--- START OF Input records ---
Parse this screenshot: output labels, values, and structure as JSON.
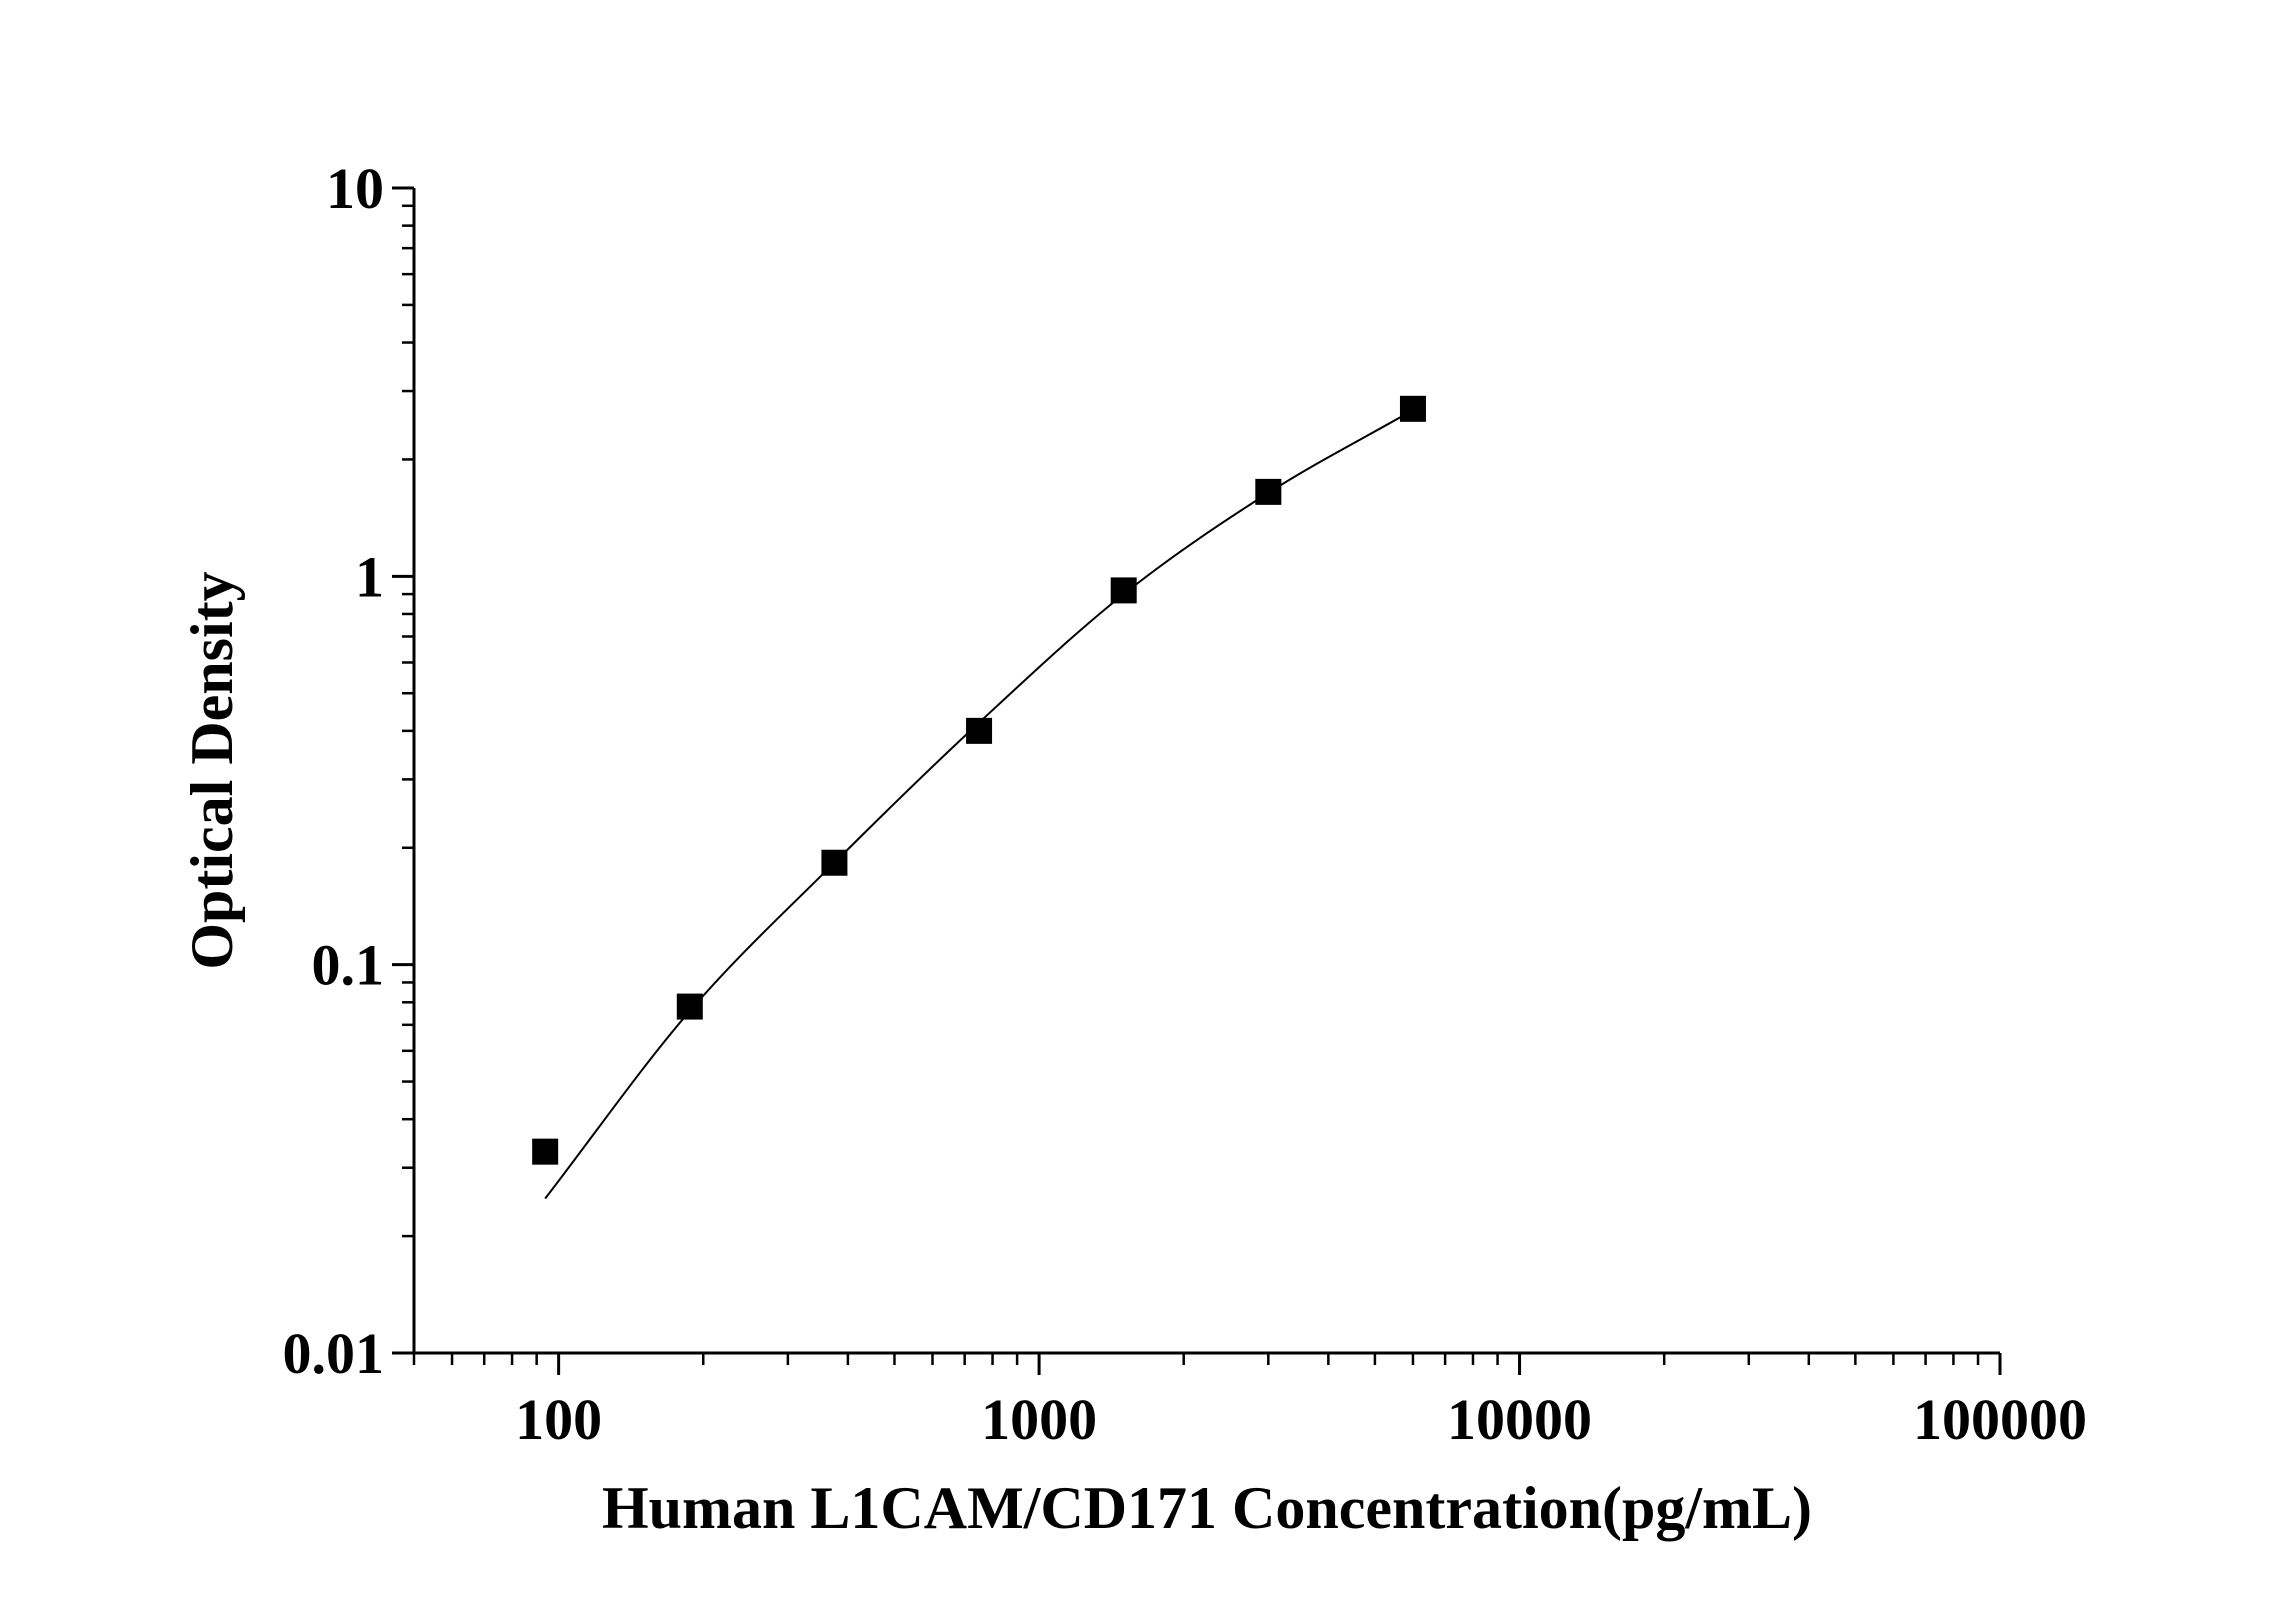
{
  "chart_data": {
    "type": "scatter",
    "title": "",
    "xlabel": "Human L1CAM/CD171 Concentration(pg/mL)",
    "ylabel": "Optical Density",
    "x_scale": "log",
    "y_scale": "log",
    "xlim": [
      50,
      100000
    ],
    "ylim": [
      0.01,
      10
    ],
    "x_ticks": [
      100,
      1000,
      10000,
      100000
    ],
    "x_tick_labels": [
      "100",
      "1000",
      "10000",
      "100000"
    ],
    "y_ticks": [
      0.01,
      0.1,
      1,
      10
    ],
    "y_tick_labels": [
      "0.01",
      "0.1",
      "1",
      "10"
    ],
    "grid": false,
    "series": [
      {
        "marker": "square",
        "color": "#000000",
        "x": [
          93.75,
          187.5,
          375,
          750,
          1500,
          3000,
          6000
        ],
        "y": [
          0.033,
          0.078,
          0.183,
          0.4,
          0.92,
          1.65,
          2.7
        ]
      }
    ],
    "fit_curve": {
      "color": "#000000",
      "x": [
        93.75,
        187.5,
        375,
        750,
        1500,
        3000,
        6000
      ],
      "y": [
        0.025,
        0.076,
        0.183,
        0.42,
        0.9,
        1.64,
        2.68
      ]
    }
  }
}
--- END OF Input records ---
Aim:
Repeat the lines above exactly, and keep every picture out.

Full answer:
Parse this screenshot: output labels, values, and structure as JSON.
{
  "chart_data": {
    "type": "scatter",
    "title": "",
    "xlabel": "Human L1CAM/CD171 Concentration(pg/mL)",
    "ylabel": "Optical Density",
    "x_scale": "log",
    "y_scale": "log",
    "xlim": [
      50,
      100000
    ],
    "ylim": [
      0.01,
      10
    ],
    "x_ticks": [
      100,
      1000,
      10000,
      100000
    ],
    "x_tick_labels": [
      "100",
      "1000",
      "10000",
      "100000"
    ],
    "y_ticks": [
      0.01,
      0.1,
      1,
      10
    ],
    "y_tick_labels": [
      "0.01",
      "0.1",
      "1",
      "10"
    ],
    "grid": false,
    "series": [
      {
        "marker": "square",
        "color": "#000000",
        "x": [
          93.75,
          187.5,
          375,
          750,
          1500,
          3000,
          6000
        ],
        "y": [
          0.033,
          0.078,
          0.183,
          0.4,
          0.92,
          1.65,
          2.7
        ]
      }
    ],
    "fit_curve": {
      "color": "#000000",
      "x": [
        93.75,
        187.5,
        375,
        750,
        1500,
        3000,
        6000
      ],
      "y": [
        0.025,
        0.076,
        0.183,
        0.42,
        0.9,
        1.64,
        2.68
      ]
    }
  }
}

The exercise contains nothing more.